Recorded data:
---*---

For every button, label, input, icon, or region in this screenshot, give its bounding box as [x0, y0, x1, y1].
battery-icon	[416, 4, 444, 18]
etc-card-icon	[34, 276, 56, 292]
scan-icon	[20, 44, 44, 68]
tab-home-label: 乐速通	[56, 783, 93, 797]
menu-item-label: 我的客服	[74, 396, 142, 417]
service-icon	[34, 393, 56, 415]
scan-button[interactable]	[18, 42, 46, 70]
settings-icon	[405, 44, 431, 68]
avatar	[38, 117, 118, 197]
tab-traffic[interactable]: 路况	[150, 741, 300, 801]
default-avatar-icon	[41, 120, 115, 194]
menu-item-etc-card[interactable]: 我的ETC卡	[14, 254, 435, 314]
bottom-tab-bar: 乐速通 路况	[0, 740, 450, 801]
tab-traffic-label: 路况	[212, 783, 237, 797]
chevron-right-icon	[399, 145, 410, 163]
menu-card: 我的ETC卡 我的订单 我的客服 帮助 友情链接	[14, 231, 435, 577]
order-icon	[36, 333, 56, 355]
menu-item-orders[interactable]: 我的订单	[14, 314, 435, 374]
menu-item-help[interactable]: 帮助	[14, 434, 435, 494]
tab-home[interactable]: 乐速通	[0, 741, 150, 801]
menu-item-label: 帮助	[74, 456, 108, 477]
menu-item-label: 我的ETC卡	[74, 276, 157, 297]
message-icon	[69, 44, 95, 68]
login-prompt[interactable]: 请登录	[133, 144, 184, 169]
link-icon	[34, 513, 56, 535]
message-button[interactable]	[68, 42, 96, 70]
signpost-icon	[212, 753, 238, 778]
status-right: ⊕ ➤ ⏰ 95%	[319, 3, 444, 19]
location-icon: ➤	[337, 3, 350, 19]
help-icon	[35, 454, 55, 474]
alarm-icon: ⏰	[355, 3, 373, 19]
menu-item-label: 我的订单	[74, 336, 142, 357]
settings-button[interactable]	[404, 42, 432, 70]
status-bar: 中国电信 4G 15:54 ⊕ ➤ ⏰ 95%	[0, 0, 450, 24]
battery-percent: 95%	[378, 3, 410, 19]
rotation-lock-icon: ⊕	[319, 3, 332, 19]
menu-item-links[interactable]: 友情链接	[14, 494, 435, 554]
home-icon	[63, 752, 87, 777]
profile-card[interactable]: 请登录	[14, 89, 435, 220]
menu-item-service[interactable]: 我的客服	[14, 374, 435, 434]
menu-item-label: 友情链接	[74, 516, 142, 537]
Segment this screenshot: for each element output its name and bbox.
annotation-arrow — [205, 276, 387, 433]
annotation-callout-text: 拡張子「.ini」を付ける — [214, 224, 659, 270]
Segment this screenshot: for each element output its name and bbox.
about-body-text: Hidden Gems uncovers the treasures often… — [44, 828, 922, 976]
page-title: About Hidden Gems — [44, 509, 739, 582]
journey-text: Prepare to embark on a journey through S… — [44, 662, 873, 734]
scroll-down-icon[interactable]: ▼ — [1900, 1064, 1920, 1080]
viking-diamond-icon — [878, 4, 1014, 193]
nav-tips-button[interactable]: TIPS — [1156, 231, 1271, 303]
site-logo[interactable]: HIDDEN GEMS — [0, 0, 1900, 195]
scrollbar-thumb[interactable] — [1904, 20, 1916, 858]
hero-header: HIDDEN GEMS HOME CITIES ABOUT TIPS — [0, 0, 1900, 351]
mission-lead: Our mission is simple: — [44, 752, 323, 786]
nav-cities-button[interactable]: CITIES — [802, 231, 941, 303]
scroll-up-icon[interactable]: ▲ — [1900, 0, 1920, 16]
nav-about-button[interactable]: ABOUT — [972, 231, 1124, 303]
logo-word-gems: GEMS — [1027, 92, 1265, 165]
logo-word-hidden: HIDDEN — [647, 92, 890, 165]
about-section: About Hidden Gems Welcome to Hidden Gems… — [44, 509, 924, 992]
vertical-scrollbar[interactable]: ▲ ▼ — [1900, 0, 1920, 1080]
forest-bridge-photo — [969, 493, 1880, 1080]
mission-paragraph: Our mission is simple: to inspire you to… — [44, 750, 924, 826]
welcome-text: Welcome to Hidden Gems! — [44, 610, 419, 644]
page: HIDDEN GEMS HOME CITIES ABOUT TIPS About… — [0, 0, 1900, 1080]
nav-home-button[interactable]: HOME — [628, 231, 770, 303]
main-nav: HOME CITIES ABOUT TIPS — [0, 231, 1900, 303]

---*---

#### PROBLEM DETAILS
Count the lines in the items above that contain the string "友情链接", matching case exactly, and give only the number.

#### RESULT
3